* **Task requirements**: Put the lines of the items below into a numbered list, starting with the very first line and going on through the line with "button[interactable]: Conectar mando", both included. Leave out any blank lines.

* **Input material**:
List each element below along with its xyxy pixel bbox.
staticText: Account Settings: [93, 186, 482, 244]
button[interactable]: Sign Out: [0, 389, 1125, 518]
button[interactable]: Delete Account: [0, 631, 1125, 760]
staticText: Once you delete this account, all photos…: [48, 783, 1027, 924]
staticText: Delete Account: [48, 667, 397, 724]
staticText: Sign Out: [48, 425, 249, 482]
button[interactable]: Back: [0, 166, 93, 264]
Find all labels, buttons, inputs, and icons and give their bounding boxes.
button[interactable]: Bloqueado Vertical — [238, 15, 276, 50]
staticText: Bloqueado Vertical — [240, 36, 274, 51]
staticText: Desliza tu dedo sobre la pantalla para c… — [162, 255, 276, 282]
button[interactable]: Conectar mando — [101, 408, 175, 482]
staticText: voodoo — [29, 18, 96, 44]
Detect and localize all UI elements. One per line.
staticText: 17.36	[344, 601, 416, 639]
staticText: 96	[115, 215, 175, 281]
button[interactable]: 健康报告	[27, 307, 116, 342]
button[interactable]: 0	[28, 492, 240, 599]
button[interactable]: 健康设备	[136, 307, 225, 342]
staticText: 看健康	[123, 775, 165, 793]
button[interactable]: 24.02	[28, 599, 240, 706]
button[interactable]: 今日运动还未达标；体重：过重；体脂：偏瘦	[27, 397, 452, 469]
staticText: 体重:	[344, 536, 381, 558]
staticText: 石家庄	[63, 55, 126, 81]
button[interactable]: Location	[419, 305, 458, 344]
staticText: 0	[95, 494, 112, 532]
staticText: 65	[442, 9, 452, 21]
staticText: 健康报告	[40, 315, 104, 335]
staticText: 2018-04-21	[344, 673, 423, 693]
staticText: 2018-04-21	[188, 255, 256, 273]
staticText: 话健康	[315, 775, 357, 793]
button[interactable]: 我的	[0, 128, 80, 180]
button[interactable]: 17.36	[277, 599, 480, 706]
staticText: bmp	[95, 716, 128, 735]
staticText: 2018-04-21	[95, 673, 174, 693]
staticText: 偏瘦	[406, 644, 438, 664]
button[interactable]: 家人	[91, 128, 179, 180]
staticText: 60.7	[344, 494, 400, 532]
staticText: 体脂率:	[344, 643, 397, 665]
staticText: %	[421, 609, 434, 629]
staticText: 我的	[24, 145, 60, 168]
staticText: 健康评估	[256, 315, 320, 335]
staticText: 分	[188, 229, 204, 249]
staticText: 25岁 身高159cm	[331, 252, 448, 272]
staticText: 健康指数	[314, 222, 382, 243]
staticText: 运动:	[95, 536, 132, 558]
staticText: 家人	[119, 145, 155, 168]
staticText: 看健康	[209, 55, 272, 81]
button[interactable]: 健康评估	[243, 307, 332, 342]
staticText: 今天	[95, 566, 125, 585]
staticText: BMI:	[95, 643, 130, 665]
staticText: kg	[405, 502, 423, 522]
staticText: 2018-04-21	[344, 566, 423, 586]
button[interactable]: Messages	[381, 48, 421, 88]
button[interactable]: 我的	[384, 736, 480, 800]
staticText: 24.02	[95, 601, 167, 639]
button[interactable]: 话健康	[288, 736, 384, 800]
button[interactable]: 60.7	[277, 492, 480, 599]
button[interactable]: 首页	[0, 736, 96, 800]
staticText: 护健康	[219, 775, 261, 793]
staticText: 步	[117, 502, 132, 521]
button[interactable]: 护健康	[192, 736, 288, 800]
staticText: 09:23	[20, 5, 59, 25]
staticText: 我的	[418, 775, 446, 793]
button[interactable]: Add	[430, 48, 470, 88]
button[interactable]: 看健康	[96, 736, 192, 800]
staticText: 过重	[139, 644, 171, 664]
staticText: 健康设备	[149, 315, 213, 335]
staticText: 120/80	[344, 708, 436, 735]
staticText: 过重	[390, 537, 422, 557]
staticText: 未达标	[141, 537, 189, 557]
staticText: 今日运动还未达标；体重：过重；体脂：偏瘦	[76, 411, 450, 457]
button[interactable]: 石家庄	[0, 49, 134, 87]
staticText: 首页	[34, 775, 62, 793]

* **Reply**:
1. List each element below along with its xyxy pixel bbox.
2. staticText: Account Settings: [93, 186, 482, 244]
3. button[interactable]: Sign Out: [0, 389, 1125, 518]
4. button[interactable]: Delete Account: [0, 631, 1125, 760]
5. staticText: Once you delete this account, all photos…: [48, 783, 1027, 924]
6. staticText: Delete Account: [48, 667, 397, 724]
7. staticText: Sign Out: [48, 425, 249, 482]
8. button[interactable]: Back: [0, 166, 93, 264]
9. Find all labels, buttons, inputs, and icons and give their bounding boxes.
10. button[interactable]: Bloqueado Vertical — [238, 15, 276, 50]
11. staticText: Bloqueado Vertical — [240, 36, 274, 51]
12. staticText: Desliza tu dedo sobre la pantalla para c… — [162, 255, 276, 282]
13. button[interactable]: Conectar mando — [101, 408, 175, 482]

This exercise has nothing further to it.